- **What you need to do**
Write out the whole listing, matching it exactly.

- **Entries with figure data**
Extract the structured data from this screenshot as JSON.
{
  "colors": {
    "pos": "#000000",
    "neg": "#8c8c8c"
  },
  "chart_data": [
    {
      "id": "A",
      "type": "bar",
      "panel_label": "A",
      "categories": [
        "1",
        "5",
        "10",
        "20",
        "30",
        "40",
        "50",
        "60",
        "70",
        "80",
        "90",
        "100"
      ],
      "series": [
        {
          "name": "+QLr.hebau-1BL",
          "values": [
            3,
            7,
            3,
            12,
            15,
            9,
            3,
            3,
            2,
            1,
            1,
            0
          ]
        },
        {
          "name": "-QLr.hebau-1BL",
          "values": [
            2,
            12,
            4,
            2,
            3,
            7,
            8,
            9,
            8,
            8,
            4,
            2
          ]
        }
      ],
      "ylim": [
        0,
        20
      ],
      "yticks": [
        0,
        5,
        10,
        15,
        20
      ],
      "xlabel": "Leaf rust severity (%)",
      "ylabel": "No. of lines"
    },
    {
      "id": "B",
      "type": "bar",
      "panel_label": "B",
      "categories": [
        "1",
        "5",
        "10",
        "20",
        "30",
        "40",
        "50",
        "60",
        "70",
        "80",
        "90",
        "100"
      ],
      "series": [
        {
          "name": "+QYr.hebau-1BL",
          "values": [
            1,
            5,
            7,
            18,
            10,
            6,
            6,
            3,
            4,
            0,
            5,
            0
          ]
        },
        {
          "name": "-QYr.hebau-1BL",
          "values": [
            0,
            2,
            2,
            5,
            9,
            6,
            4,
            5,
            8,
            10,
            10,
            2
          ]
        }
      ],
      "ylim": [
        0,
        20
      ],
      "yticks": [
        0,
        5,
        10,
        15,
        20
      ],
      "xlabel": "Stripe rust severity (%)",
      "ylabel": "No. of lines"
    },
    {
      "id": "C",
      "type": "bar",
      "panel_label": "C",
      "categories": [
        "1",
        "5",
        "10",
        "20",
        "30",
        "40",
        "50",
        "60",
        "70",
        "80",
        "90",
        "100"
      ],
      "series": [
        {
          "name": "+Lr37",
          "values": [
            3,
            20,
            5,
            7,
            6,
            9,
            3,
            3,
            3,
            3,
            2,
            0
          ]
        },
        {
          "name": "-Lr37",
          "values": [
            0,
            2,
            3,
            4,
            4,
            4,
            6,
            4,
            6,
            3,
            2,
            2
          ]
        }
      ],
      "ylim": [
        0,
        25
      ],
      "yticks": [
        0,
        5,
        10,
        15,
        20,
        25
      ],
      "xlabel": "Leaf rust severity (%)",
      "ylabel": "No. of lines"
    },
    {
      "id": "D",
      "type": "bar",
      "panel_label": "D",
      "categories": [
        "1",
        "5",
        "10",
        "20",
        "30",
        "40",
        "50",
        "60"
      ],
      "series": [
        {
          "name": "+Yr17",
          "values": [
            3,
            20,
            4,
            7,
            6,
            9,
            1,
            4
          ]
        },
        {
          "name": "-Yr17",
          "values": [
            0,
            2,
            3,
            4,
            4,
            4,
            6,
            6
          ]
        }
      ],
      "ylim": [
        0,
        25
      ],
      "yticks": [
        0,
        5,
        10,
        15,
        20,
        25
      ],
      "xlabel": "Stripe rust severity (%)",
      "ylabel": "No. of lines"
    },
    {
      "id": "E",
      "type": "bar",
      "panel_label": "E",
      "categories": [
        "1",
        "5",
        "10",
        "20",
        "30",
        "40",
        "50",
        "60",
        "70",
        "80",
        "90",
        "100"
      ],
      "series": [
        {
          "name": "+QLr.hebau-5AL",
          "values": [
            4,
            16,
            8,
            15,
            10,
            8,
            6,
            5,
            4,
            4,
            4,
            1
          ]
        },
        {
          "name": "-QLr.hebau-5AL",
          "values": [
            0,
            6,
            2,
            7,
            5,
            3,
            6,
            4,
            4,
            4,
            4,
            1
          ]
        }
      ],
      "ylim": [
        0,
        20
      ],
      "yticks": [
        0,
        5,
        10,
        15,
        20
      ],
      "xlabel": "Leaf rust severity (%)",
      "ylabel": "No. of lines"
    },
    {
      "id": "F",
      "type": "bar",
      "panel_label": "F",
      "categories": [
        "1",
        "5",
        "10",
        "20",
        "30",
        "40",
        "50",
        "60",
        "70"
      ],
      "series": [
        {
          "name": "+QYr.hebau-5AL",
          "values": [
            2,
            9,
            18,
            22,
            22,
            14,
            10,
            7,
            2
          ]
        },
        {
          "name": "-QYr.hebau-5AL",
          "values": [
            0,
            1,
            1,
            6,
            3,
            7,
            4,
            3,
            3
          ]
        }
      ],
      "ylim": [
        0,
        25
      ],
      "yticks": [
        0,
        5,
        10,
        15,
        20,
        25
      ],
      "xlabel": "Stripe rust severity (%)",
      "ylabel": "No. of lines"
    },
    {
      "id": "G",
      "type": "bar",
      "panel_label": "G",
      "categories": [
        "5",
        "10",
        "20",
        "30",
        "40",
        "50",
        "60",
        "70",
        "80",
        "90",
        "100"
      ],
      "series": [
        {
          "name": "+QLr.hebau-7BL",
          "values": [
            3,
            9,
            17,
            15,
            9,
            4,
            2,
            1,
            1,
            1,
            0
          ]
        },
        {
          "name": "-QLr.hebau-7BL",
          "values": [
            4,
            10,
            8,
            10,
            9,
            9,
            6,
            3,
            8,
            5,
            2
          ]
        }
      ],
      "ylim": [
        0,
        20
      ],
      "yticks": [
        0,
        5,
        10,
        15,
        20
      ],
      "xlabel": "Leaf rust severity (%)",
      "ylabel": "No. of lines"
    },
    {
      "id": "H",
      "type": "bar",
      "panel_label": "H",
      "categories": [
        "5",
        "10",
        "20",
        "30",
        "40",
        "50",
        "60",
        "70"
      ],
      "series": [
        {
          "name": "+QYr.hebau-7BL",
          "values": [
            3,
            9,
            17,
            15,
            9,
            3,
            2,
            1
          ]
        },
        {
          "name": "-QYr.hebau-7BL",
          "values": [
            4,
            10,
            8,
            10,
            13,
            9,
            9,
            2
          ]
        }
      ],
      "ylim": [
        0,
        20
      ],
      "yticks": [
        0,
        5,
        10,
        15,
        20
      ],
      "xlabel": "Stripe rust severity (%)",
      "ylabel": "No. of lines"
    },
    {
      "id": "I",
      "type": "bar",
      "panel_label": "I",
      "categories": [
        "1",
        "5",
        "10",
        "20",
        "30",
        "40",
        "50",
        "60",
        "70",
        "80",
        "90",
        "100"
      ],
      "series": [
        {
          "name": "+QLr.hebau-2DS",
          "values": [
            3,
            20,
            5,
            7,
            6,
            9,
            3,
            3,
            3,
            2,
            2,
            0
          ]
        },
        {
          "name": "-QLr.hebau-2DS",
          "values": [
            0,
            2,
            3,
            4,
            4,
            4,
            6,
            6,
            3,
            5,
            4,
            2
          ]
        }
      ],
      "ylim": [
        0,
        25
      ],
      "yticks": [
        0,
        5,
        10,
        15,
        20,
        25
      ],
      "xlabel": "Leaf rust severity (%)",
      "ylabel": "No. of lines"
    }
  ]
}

- **Solution below**
Extract the structured data from this screenshot as JSON.
{
  "colors": {
    "pos": "#000000",
    "neg": "#8c8c8c"
  },
  "chart_data": [
    {
      "id": "A",
      "type": "bar",
      "panel_label": "A",
      "categories": [
        "1",
        "5",
        "10",
        "20",
        "30",
        "40",
        "50",
        "60",
        "70",
        "80",
        "90",
        "100"
      ],
      "series": [
        {
          "name": "+QLr.hebau-1BL",
          "values": [
            3,
            7,
            3,
            12,
            15,
            9,
            3,
            3,
            2,
            1,
            1,
            0
          ]
        },
        {
          "name": "-QLr.hebau-1BL",
          "values": [
            2,
            12,
            4,
            2,
            3,
            7,
            8,
            9,
            8,
            8,
            4,
            2
          ]
        }
      ],
      "ylim": [
        0,
        20
      ],
      "yticks": [
        0,
        5,
        10,
        15,
        20
      ],
      "xlabel": "Leaf rust severity (%)",
      "ylabel": "No. of lines"
    },
    {
      "id": "B",
      "type": "bar",
      "panel_label": "B",
      "categories": [
        "1",
        "5",
        "10",
        "20",
        "30",
        "40",
        "50",
        "60",
        "70",
        "80",
        "90",
        "100"
      ],
      "series": [
        {
          "name": "+QYr.hebau-1BL",
          "values": [
            1,
            5,
            7,
            18,
            10,
            6,
            6,
            3,
            4,
            0,
            5,
            0
          ]
        },
        {
          "name": "-QYr.hebau-1BL",
          "values": [
            0,
            2,
            2,
            5,
            9,
            6,
            4,
            5,
            8,
            10,
            10,
            2
          ]
        }
      ],
      "ylim": [
        0,
        20
      ],
      "yticks": [
        0,
        5,
        10,
        15,
        20
      ],
      "xlabel": "Stripe rust severity (%)",
      "ylabel": "No. of lines"
    },
    {
      "id": "C",
      "type": "bar",
      "panel_label": "C",
      "categories": [
        "1",
        "5",
        "10",
        "20",
        "30",
        "40",
        "50",
        "60",
        "70",
        "80",
        "90",
        "100"
      ],
      "series": [
        {
          "name": "+Lr37",
          "values": [
            3,
            20,
            5,
            7,
            6,
            9,
            3,
            3,
            3,
            3,
            2,
            0
          ]
        },
        {
          "name": "-Lr37",
          "values": [
            0,
            2,
            3,
            4,
            4,
            4,
            6,
            4,
            6,
            3,
            2,
            2
          ]
        }
      ],
      "ylim": [
        0,
        25
      ],
      "yticks": [
        0,
        5,
        10,
        15,
        20,
        25
      ],
      "xlabel": "Leaf rust severity (%)",
      "ylabel": "No. of lines"
    },
    {
      "id": "D",
      "type": "bar",
      "panel_label": "D",
      "categories": [
        "1",
        "5",
        "10",
        "20",
        "30",
        "40",
        "50",
        "60"
      ],
      "series": [
        {
          "name": "+Yr17",
          "values": [
            3,
            20,
            4,
            7,
            6,
            9,
            1,
            4
          ]
        },
        {
          "name": "-Yr17",
          "values": [
            0,
            2,
            3,
            4,
            4,
            4,
            6,
            6
          ]
        }
      ],
      "ylim": [
        0,
        25
      ],
      "yticks": [
        0,
        5,
        10,
        15,
        20,
        25
      ],
      "xlabel": "Stripe rust severity (%)",
      "ylabel": "No. of lines"
    },
    {
      "id": "E",
      "type": "bar",
      "panel_label": "E",
      "categories": [
        "1",
        "5",
        "10",
        "20",
        "30",
        "40",
        "50",
        "60",
        "70",
        "80",
        "90",
        "100"
      ],
      "series": [
        {
          "name": "+QLr.hebau-5AL",
          "values": [
            4,
            16,
            8,
            15,
            10,
            8,
            6,
            5,
            4,
            4,
            4,
            1
          ]
        },
        {
          "name": "-QLr.hebau-5AL",
          "values": [
            0,
            6,
            2,
            7,
            5,
            3,
            6,
            4,
            4,
            4,
            4,
            1
          ]
        }
      ],
      "ylim": [
        0,
        20
      ],
      "yticks": [
        0,
        5,
        10,
        15,
        20
      ],
      "xlabel": "Leaf rust severity (%)",
      "ylabel": "No. of lines"
    },
    {
      "id": "F",
      "type": "bar",
      "panel_label": "F",
      "categories": [
        "1",
        "5",
        "10",
        "20",
        "30",
        "40",
        "50",
        "60",
        "70"
      ],
      "series": [
        {
          "name": "+QYr.hebau-5AL",
          "values": [
            2,
            9,
            18,
            22,
            22,
            14,
            10,
            7,
            2
          ]
        },
        {
          "name": "-QYr.hebau-5AL",
          "values": [
            0,
            1,
            1,
            6,
            3,
            7,
            4,
            3,
            3
          ]
        }
      ],
      "ylim": [
        0,
        25
      ],
      "yticks": [
        0,
        5,
        10,
        15,
        20,
        25
      ],
      "xlabel": "Stripe rust severity (%)",
      "ylabel": "No. of lines"
    },
    {
      "id": "G",
      "type": "bar",
      "panel_label": "G",
      "categories": [
        "5",
        "10",
        "20",
        "30",
        "40",
        "50",
        "60",
        "70",
        "80",
        "90",
        "100"
      ],
      "series": [
        {
          "name": "+QLr.hebau-7BL",
          "values": [
            3,
            9,
            17,
            15,
            9,
            4,
            2,
            1,
            1,
            1,
            0
          ]
        },
        {
          "name": "-QLr.hebau-7BL",
          "values": [
            4,
            10,
            8,
            10,
            9,
            9,
            6,
            3,
            8,
            5,
            2
          ]
        }
      ],
      "ylim": [
        0,
        20
      ],
      "yticks": [
        0,
        5,
        10,
        15,
        20
      ],
      "xlabel": "Leaf rust severity (%)",
      "ylabel": "No. of lines"
    },
    {
      "id": "H",
      "type": "bar",
      "panel_label": "H",
      "categories": [
        "5",
        "10",
        "20",
        "30",
        "40",
        "50",
        "60",
        "70"
      ],
      "series": [
        {
          "name": "+QYr.hebau-7BL",
          "values": [
            3,
            9,
            17,
            15,
            9,
            3,
            2,
            1
          ]
        },
        {
          "name": "-QYr.hebau-7BL",
          "values": [
            4,
            10,
            8,
            10,
            13,
            9,
            9,
            2
          ]
        }
      ],
      "ylim": [
        0,
        20
      ],
      "yticks": [
        0,
        5,
        10,
        15,
        20
      ],
      "xlabel": "Stripe rust severity (%)",
      "ylabel": "No. of lines"
    },
    {
      "id": "I",
      "type": "bar",
      "panel_label": "I",
      "categories": [
        "1",
        "5",
        "10",
        "20",
        "30",
        "40",
        "50",
        "60",
        "70",
        "80",
        "90",
        "100"
      ],
      "series": [
        {
          "name": "+QLr.hebau-2DS",
          "values": [
            3,
            20,
            5,
            7,
            6,
            9,
            3,
            3,
            3,
            2,
            2,
            0
          ]
        },
        {
          "name": "-QLr.hebau-2DS",
          "values": [
            0,
            2,
            3,
            4,
            4,
            4,
            6,
            6,
            3,
            5,
            4,
            2
          ]
        }
      ],
      "ylim": [
        0,
        25
      ],
      "yticks": [
        0,
        5,
        10,
        15,
        20,
        25
      ],
      "xlabel": "Leaf rust severity (%)",
      "ylabel": "No. of lines"
    }
  ]
}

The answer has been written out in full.